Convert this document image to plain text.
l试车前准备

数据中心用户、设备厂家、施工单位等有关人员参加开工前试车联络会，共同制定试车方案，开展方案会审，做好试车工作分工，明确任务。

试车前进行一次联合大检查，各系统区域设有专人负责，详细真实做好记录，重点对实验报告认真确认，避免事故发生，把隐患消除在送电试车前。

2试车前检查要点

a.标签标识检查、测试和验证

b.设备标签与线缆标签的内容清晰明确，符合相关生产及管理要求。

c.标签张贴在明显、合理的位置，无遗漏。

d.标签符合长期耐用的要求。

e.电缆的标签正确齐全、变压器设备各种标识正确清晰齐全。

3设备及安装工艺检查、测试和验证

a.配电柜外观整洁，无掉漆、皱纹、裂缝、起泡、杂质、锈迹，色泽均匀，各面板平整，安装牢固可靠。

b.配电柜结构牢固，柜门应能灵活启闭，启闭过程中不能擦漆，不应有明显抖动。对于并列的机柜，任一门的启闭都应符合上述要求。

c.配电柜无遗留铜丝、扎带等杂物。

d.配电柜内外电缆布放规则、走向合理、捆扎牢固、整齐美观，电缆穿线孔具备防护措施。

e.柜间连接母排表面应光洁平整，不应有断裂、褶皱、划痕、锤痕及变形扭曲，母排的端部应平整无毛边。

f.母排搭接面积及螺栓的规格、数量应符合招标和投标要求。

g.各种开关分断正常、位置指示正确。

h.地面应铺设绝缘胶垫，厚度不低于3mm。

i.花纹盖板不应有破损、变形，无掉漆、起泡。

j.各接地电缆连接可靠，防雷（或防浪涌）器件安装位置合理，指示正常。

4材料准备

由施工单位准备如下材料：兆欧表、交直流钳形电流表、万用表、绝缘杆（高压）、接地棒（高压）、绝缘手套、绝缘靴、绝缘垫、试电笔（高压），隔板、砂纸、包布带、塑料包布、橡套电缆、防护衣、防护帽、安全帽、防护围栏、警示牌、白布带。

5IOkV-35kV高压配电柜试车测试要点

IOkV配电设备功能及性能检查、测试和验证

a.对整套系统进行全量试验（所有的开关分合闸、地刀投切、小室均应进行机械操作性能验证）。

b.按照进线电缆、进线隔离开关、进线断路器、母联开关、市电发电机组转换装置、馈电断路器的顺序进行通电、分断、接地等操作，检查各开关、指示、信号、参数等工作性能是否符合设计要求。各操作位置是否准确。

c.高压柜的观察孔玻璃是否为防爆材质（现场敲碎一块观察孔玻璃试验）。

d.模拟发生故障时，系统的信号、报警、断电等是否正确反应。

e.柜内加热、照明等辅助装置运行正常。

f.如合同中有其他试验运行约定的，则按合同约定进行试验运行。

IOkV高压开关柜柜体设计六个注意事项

....................

WORK TO BE COMPLETED: Show, from the listing above, each line that contains the word "测试和验证".

TASK ANSWER:
a.标签标识检查、测试和验证
3设备及安装工艺检查、测试和验证
IOkV配电设备功能及性能检查、测试和验证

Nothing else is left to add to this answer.